§ TASK REQUIREMENTS
Go through the lines below and copy each one that holds the string "features".

_____

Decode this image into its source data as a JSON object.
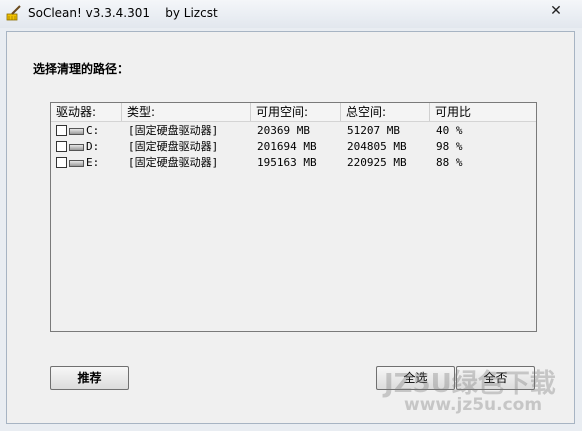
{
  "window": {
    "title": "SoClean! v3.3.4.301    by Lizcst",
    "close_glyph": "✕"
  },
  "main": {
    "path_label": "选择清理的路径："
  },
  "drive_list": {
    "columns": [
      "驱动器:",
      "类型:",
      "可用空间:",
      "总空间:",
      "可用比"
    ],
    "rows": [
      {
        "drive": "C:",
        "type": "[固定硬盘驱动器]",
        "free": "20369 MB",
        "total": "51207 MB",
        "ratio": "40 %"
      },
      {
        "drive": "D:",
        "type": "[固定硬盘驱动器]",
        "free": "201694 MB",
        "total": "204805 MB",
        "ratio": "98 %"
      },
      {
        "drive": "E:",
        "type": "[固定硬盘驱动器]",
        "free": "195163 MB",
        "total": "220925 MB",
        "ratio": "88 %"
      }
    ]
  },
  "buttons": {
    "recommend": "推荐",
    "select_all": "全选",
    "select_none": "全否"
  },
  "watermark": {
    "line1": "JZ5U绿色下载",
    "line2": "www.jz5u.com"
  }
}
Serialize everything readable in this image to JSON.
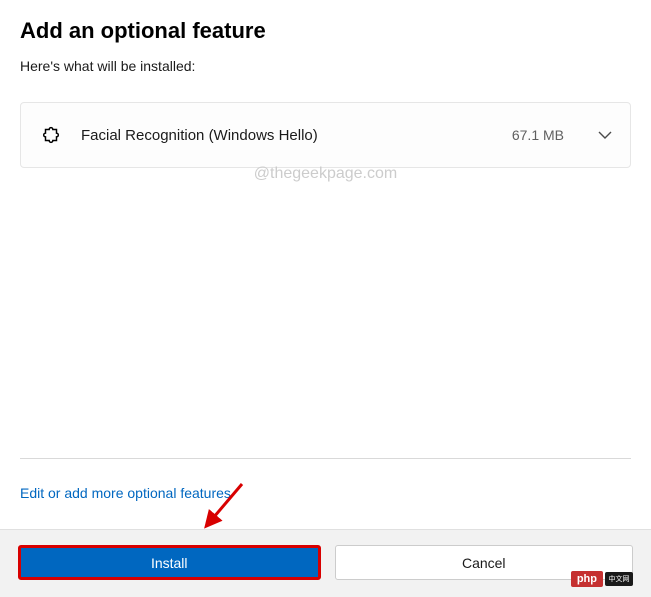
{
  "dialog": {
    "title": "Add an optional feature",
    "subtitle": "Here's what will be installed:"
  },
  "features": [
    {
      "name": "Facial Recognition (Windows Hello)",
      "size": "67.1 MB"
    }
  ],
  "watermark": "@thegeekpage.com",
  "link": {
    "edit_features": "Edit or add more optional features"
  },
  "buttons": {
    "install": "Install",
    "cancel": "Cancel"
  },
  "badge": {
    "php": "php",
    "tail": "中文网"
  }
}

_____

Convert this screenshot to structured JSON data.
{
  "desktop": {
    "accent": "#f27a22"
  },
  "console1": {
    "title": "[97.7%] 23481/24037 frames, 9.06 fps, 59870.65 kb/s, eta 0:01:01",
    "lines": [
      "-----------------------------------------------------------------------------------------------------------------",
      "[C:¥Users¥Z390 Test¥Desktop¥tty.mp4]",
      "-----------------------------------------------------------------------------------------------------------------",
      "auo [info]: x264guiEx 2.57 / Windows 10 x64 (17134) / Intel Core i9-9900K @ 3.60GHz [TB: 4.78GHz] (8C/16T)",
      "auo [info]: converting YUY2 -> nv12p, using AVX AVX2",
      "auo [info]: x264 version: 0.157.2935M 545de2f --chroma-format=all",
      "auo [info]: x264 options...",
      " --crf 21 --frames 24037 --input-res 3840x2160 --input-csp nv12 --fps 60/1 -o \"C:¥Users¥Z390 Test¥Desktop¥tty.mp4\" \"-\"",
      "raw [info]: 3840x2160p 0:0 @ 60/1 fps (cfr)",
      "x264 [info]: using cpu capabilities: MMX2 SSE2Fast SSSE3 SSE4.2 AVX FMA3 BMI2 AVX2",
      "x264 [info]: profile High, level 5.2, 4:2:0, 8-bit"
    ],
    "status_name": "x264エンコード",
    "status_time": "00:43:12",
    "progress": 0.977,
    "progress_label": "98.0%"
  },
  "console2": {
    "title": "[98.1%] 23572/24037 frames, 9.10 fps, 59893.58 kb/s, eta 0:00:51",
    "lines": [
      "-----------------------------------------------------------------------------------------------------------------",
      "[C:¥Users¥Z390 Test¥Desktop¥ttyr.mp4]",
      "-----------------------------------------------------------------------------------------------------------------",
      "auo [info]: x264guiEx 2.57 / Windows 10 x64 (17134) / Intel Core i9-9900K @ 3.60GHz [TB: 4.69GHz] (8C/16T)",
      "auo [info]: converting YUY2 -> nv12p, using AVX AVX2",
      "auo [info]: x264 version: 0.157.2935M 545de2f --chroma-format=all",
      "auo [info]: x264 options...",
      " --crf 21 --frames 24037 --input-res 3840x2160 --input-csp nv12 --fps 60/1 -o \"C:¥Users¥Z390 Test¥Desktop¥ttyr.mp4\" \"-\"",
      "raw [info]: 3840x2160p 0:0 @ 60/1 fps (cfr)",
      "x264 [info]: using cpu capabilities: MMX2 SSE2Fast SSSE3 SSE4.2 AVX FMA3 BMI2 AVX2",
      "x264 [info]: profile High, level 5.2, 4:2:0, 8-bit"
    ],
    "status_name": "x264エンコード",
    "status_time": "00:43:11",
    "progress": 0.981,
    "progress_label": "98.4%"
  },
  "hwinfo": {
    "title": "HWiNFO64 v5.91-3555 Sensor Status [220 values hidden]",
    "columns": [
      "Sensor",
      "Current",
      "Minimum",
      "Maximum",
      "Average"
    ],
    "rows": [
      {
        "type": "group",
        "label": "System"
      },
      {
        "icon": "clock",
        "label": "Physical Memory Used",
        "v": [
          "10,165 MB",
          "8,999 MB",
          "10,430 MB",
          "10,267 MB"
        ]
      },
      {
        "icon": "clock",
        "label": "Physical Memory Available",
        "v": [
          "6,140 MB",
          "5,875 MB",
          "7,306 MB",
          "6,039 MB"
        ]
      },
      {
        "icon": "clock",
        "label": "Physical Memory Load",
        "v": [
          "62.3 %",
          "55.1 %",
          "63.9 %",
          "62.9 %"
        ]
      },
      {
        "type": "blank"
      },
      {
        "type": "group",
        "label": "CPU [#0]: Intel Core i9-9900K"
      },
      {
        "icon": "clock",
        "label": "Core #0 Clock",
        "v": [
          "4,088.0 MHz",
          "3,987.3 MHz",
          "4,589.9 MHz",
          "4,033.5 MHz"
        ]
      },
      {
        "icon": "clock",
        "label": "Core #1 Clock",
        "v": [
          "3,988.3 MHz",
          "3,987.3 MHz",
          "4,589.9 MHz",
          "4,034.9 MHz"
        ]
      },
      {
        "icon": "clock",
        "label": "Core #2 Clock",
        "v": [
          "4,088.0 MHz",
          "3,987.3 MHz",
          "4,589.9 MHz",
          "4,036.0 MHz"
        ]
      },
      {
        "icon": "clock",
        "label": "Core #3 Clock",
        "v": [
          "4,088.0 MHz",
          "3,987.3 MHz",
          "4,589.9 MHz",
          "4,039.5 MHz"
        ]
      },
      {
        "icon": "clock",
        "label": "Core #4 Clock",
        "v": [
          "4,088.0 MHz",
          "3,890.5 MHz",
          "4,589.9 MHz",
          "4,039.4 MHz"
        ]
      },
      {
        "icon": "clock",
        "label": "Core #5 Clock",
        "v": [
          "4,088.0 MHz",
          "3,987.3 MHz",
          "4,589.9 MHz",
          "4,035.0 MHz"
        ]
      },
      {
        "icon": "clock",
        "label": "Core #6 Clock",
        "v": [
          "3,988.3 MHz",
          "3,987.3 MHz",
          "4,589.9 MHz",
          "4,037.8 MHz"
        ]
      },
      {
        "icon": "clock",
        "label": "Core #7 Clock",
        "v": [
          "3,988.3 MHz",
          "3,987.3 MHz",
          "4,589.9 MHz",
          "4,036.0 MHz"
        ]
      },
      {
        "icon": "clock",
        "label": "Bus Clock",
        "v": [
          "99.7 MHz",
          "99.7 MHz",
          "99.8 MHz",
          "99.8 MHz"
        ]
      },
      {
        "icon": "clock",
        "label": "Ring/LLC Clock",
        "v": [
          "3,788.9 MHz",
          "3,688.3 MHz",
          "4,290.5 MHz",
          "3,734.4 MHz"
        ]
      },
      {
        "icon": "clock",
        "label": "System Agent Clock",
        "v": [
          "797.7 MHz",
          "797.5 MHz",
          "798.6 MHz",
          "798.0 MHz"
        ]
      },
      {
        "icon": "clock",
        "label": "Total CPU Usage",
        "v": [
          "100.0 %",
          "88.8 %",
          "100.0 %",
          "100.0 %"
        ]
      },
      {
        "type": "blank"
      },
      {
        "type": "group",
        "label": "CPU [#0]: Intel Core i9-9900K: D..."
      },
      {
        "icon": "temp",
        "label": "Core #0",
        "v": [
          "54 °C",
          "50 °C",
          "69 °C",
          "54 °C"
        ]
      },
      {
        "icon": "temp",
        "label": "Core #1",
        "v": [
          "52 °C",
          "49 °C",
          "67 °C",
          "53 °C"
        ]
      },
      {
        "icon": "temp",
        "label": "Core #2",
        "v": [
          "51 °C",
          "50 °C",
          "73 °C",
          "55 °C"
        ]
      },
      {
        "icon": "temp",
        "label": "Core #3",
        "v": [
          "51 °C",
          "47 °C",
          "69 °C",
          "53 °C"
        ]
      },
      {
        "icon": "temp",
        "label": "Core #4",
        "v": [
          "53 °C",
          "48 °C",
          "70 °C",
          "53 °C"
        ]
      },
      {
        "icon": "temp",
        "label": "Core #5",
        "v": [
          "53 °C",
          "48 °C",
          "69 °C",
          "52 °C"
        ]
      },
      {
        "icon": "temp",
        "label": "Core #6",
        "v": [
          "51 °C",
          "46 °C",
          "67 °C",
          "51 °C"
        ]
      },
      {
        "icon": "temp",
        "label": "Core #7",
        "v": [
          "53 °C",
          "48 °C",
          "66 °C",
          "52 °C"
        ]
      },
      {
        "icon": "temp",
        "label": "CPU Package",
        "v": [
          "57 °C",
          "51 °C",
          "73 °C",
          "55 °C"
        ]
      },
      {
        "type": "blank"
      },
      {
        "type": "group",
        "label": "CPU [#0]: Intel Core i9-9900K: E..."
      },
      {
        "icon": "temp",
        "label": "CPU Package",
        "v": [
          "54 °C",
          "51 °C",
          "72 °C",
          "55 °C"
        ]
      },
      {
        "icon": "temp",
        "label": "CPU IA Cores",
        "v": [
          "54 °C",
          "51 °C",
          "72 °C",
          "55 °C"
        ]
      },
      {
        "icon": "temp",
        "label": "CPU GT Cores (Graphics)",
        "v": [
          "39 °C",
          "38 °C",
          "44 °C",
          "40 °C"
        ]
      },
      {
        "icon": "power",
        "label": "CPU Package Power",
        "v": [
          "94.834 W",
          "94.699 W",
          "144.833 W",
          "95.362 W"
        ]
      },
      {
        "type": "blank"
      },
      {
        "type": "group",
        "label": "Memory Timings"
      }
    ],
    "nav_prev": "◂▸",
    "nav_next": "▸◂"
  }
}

_____

§ SOLUTION FOR THIS EXERCISE
  "features": [
    "edit_features": "Edit or add more optional features"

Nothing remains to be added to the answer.